Lines of data
begin

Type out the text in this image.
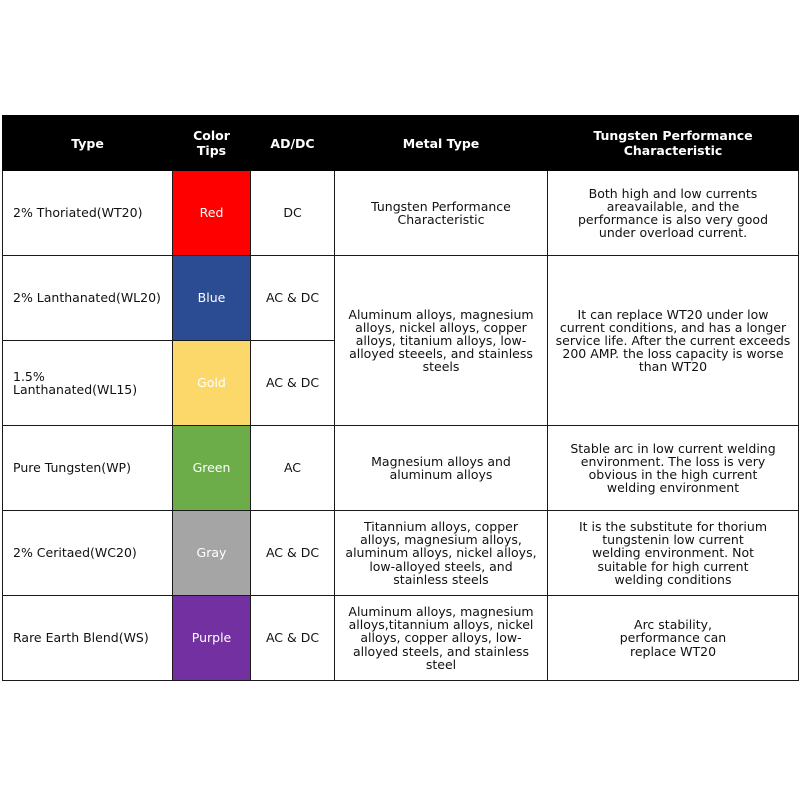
Type	Color Tips	AD/DC	Metal Type	Tungsten Performance Characteristic
2% Thoriated(WT20)	Red	DC	Tungsten Performance Characteristic	Both high and low currents areavailable, and the performance is also very good under overload current.
2% Lanthanated(WL20)	Blue	AC & DC	Aluminum alloys, magnesium alloys, nickel alloys, copper alloys, titanium alloys, low-alloyed steeels, and stainless steels	It can replace WT20 under low current conditions, and has a longer service life. After the current exceeds 200 AMP. the loss capacity is worse than WT20
1.5% Lanthanated(WL15)	Gold	AC & DC		
Pure Tungsten(WP)	Green	AC	Magnesium alloys and aluminum alloys	Stable arc in low current welding environment. The loss is very obvious in the high current welding environment
2% Ceritaed(WC20)	Gray	AC & DC	Titannium alloys, copper alloys, magnesium alloys, aluminum alloys, nickel alloys, low-alloyed steels, and stainless steels	It is the substitute for thorium tungstenin low current welding environment. Not suitable for high current welding conditions
Rare Earth Blend(WS)	Purple	AC & DC	Aluminum alloys, magnesium alloys,titannium alloys, nickel alloys, copper alloys, low-alloyed steels, and stainless steel	Arc stability, performance can replace WT20
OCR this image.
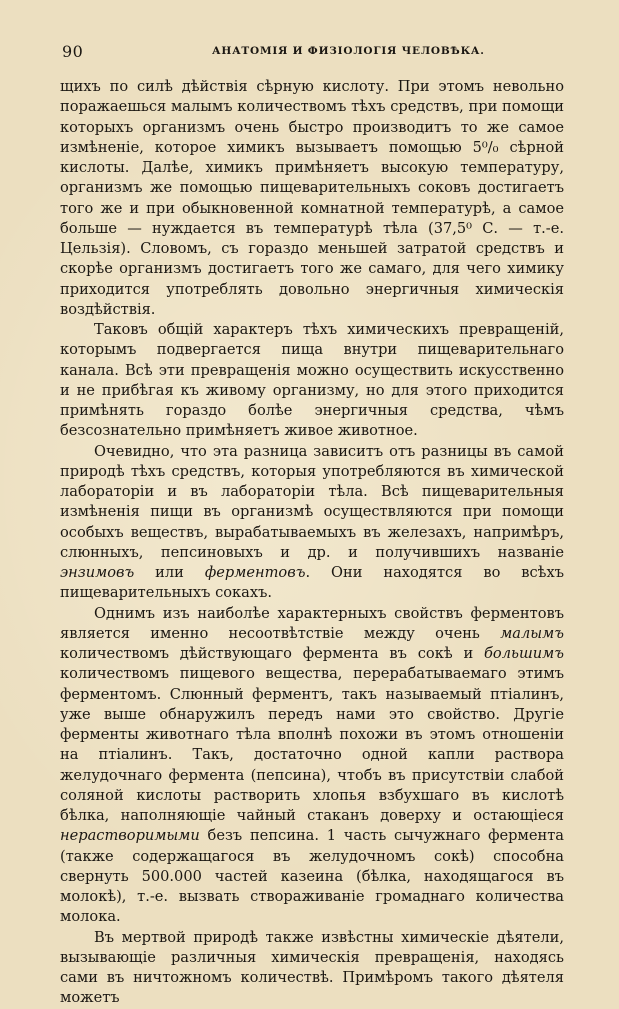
90	АНАТОМІЯ И ФИЗІОЛОГІЯ ЧЕЛОВѢКА.

щихъ по силѣ дѣйствія сѣрную кислоту. При этомъ невольно поражаешься малымъ количествомъ тѣхъ средствъ, при помощи которыхъ организмъ очень быстро производитъ то же самое измѣненіе, которое химикъ вызываетъ помощью 5⁰/₀ сѣрной кислоты. Далѣе, химикъ примѣняетъ высокую температуру, организмъ же помощью пищеварительныхъ соковъ достигаетъ того же и при обыкновенной комнатной температурѣ, а самое больше — нуждается въ температурѣ тѣла (37,5⁰ С. — т.-е. Цельзія). Словомъ, съ гораздо меньшей затратой средствъ и скорѣе организмъ достигаетъ того же самаго, для чего химику приходится употреблять довольно энергичныя химическія воздѣйствія.

Таковъ общій характеръ тѣхъ химическихъ превращеній, которымъ подвергается пища внутри пищеварительнаго канала. Всѣ эти превращенія можно осуществить искусственно и не прибѣгая къ живому организму, но для этого приходится примѣнять гораздо болѣе энергичныя средства, чѣмъ безсознательно примѣняетъ живое животное.

Очевидно, что эта разница зависитъ отъ разницы въ самой природѣ тѣхъ средствъ, которыя употребляются въ химической лабораторіи и въ лабораторіи тѣла. Всѣ пищеварительныя измѣненія пищи въ организмѣ осуществляются при помощи особыхъ веществъ, вырабатываемыхъ въ железахъ, напримѣръ, слюнныхъ, пепсиновыхъ и др. и получившихъ названіе энзимовъ или ферментовъ. Они находятся во всѣхъ пищеварительныхъ сокахъ.

Однимъ изъ наиболѣе характерныхъ свойствъ ферментовъ является именно несоотвѣтствіе между очень малымъ количествомъ дѣйствующаго фермента въ сокѣ и большимъ количествомъ пищевого вещества, перерабатываемаго этимъ ферментомъ. Слюнный ферментъ, такъ называемый птіалинъ, уже выше обнаружилъ передъ нами это свойство. Другіе ферменты животнаго тѣла вполнѣ похожи въ этомъ отношеніи на птіалинъ. Такъ, достаточно одной капли раствора желудочнаго фермента (пепсина), чтобъ въ присутствіи слабой соляной кислоты растворить хлопья взбухшаго въ кислотѣ бѣлка, наполняющіе чайный стаканъ доверху и остающіеся нерастворимыми безъ пепсина. 1 часть сычужнаго фермента (также содержащагося въ желудочномъ сокѣ) способна свернуть 500.000 частей казеина (бѣлка, находящагося въ молокѣ), т.-е. вызвать створаживаніе громаднаго количества молока.

Въ мертвой природѣ также извѣстны химическіе дѣятели, вызывающіе различныя химическія превращенія, находясь сами въ ничтожномъ количествѣ. Примѣромъ такого дѣятеля можетъ
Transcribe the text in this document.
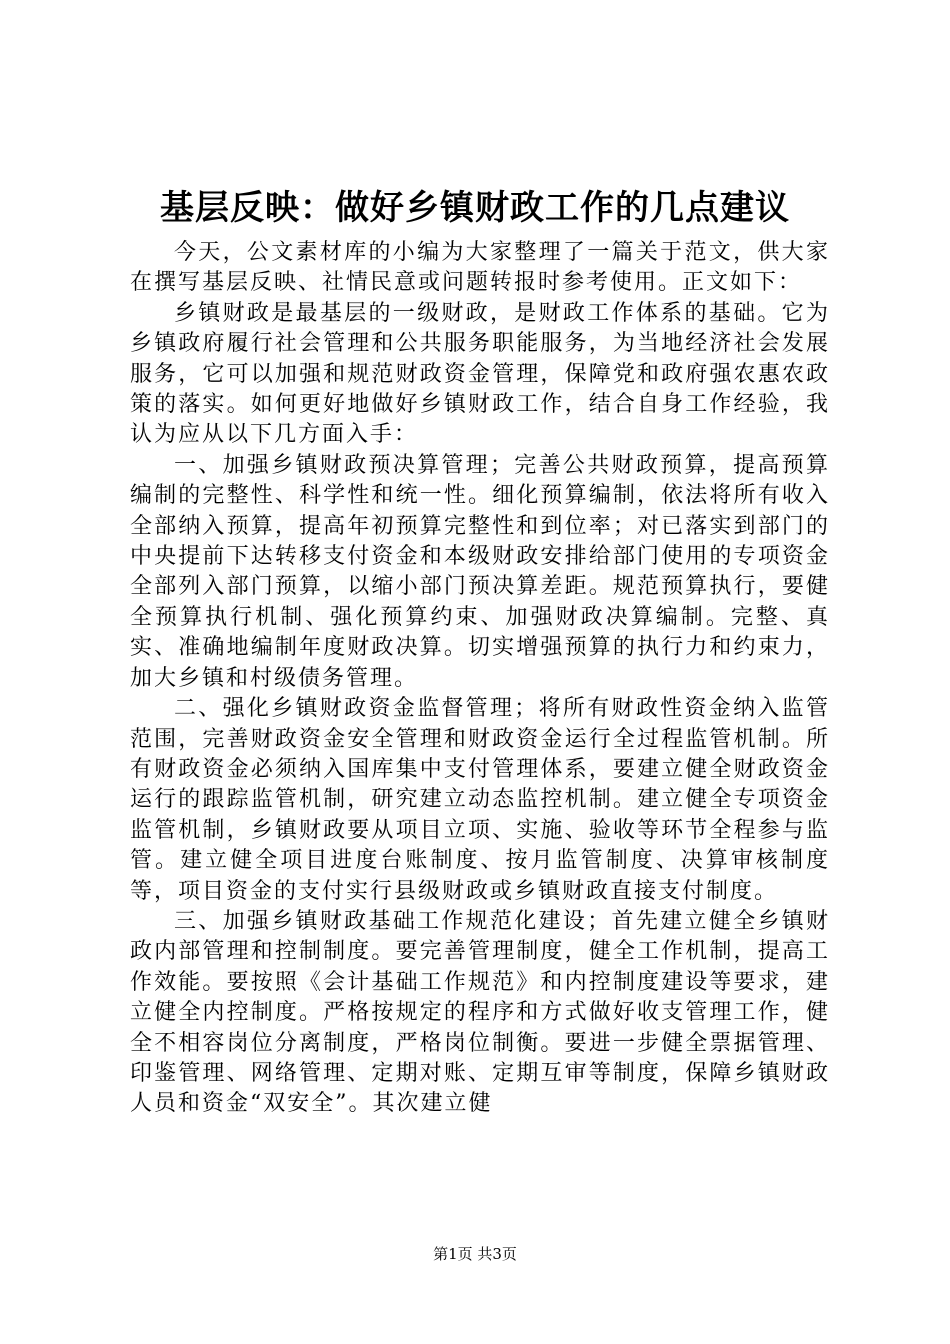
基层反映：做好乡镇财政工作的几点建议

今天，公文素材库的小编为大家整理了一篇关于范文，供大家在撰写基层反映、社情民意或问题转报时参考使用。正文如下：

乡镇财政是最基层的一级财政，是财政工作体系的基础。它为乡镇政府履行社会管理和公共服务职能服务，为当地经济社会发展服务，它可以加强和规范财政资金管理，保障党和政府强农惠农政策的落实。如何更好地做好乡镇财政工作，结合自身工作经验，我认为应从以下几方面入手：

一、加强乡镇财政预决算管理；完善公共财政预算，提高预算编制的完整性、科学性和统一性。细化预算编制，依法将所有收入全部纳入预算，提高年初预算完整性和到位率；对已落实到部门的中央提前下达转移支付资金和本级财政安排给部门使用的专项资金全部列入部门预算，以缩小部门预决算差距。规范预算执行，要健全预算执行机制、强化预算约束、加强财政决算编制。完整、真实、准确地编制年度财政决算。切实增强预算的执行力和约束力，加大乡镇和村级债务管理。

二、强化乡镇财政资金监督管理；将所有财政性资金纳入监管范围，完善财政资金安全管理和财政资金运行全过程监管机制。所有财政资金必须纳入国库集中支付管理体系，要建立健全财政资金运行的跟踪监管机制，研究建立动态监控机制。建立健全专项资金监管机制，乡镇财政要从项目立项、实施、验收等环节全程参与监管。建立健全项目进度台账制度、按月监管制度、决算审核制度等，项目资金的支付实行县级财政或乡镇财政直接支付制度。

三、加强乡镇财政基础工作规范化建设；首先建立健全乡镇财政内部管理和控制制度。要完善管理制度，健全工作机制，提高工作效能。要按照《会计基础工作规范》和内控制度建设等要求，建立健全内控制度。严格按规定的程序和方式做好收支管理工作，健全不相容岗位分离制度，严格岗位制衡。要进一步健全票据管理、印鉴管理、网络管理、定期对账、定期互审等制度，保障乡镇财政人员和资金“双安全”。其次建立健

第1页 共3页
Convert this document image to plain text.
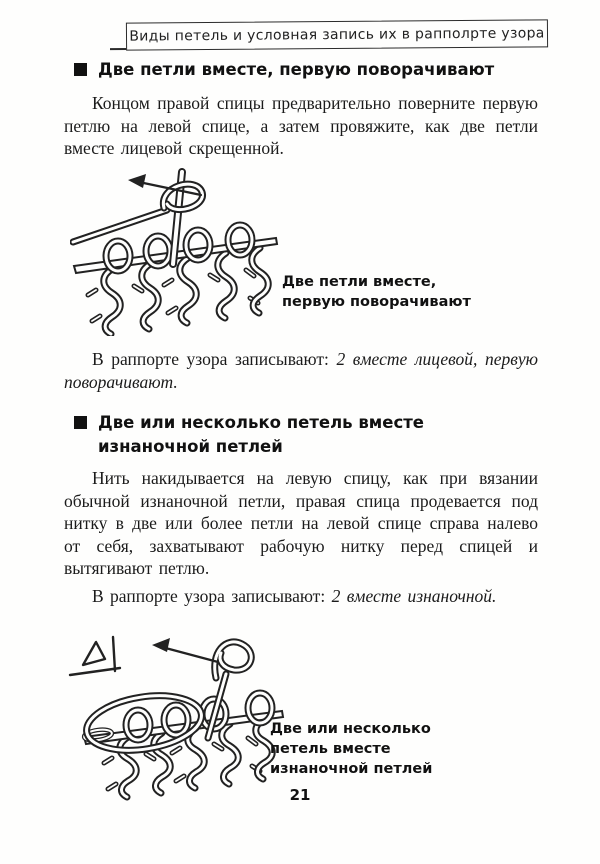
Виды петель и условная запись их в рапполрте узора
Две петли вместе, первую поворачивают

Концом правой спицы предварительно поверните первую петлю на левой спице, а затем провяжите, как две петли вместе лицевой скрещенной.

Две петли вместе, первую поворачивают

В раппорте узора записывают: 2 вместе лицевой, первую поворачивают.

Две или несколько петель вместе изнаночной петлей

Нить накидывается на левую спицу, как при вязании обычной изнаночной петли, правая спица продевается под нитку в две или более петли на левой спице справа налево от себя, захватывают рабочую нитку перед спицей и вытягивают петлю.

В раппорте узора записывают: 2 вместе изнаночной.

Две или несколько петель вместе изнаночной петлей
21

end

■ TASK INSTRUCTIONS ■
Extract every line above containing the word "environment".

■ THE REPLY ■
Pure Tungsten(WP)	Green	AC	Magnesium alloys and aluminum alloys	Stable arc in low current welding environment. The loss is very obvious in the high current welding environment
2% Ceritaed(WC20)	Gray	AC & DC	Titannium alloys, copper alloys, magnesium alloys, aluminum alloys, nickel alloys, low-alloyed steels, and stainless steels	It is the substitute for thorium tungstenin low current welding environment. Not suitable for high current welding conditions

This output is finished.